--- Begin ---

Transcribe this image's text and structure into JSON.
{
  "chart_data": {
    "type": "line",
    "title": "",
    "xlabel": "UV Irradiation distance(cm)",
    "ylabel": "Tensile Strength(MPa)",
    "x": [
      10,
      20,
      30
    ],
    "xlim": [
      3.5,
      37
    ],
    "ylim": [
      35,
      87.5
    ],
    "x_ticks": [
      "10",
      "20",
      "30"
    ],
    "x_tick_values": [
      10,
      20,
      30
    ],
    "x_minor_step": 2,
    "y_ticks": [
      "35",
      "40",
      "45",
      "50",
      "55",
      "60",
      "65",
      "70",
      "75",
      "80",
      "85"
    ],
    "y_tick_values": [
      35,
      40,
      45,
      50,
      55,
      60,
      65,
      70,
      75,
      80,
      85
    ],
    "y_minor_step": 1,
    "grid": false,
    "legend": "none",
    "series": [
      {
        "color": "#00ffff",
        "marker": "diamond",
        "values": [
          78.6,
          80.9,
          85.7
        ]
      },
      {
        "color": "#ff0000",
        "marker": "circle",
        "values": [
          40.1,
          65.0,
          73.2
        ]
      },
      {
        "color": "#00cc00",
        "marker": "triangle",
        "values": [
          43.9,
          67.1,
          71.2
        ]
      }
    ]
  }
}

--- End ---

▶ [TASK DETAILS]:
Give back the whole listing, word for word.

▶ [WRITTEN RESPONSE]:
Transcribe this image's text and structure into JSON.
{
  "chart_data": {
    "type": "line",
    "title": "",
    "xlabel": "UV Irradiation distance(cm)",
    "ylabel": "Tensile Strength(MPa)",
    "x": [
      10,
      20,
      30
    ],
    "xlim": [
      3.5,
      37
    ],
    "ylim": [
      35,
      87.5
    ],
    "x_ticks": [
      "10",
      "20",
      "30"
    ],
    "x_tick_values": [
      10,
      20,
      30
    ],
    "x_minor_step": 2,
    "y_ticks": [
      "35",
      "40",
      "45",
      "50",
      "55",
      "60",
      "65",
      "70",
      "75",
      "80",
      "85"
    ],
    "y_tick_values": [
      35,
      40,
      45,
      50,
      55,
      60,
      65,
      70,
      75,
      80,
      85
    ],
    "y_minor_step": 1,
    "grid": false,
    "legend": "none",
    "series": [
      {
        "color": "#00ffff",
        "marker": "diamond",
        "values": [
          78.6,
          80.9,
          85.7
        ]
      },
      {
        "color": "#ff0000",
        "marker": "circle",
        "values": [
          40.1,
          65.0,
          73.2
        ]
      },
      {
        "color": "#00cc00",
        "marker": "triangle",
        "values": [
          43.9,
          67.1,
          71.2
        ]
      }
    ]
  }
}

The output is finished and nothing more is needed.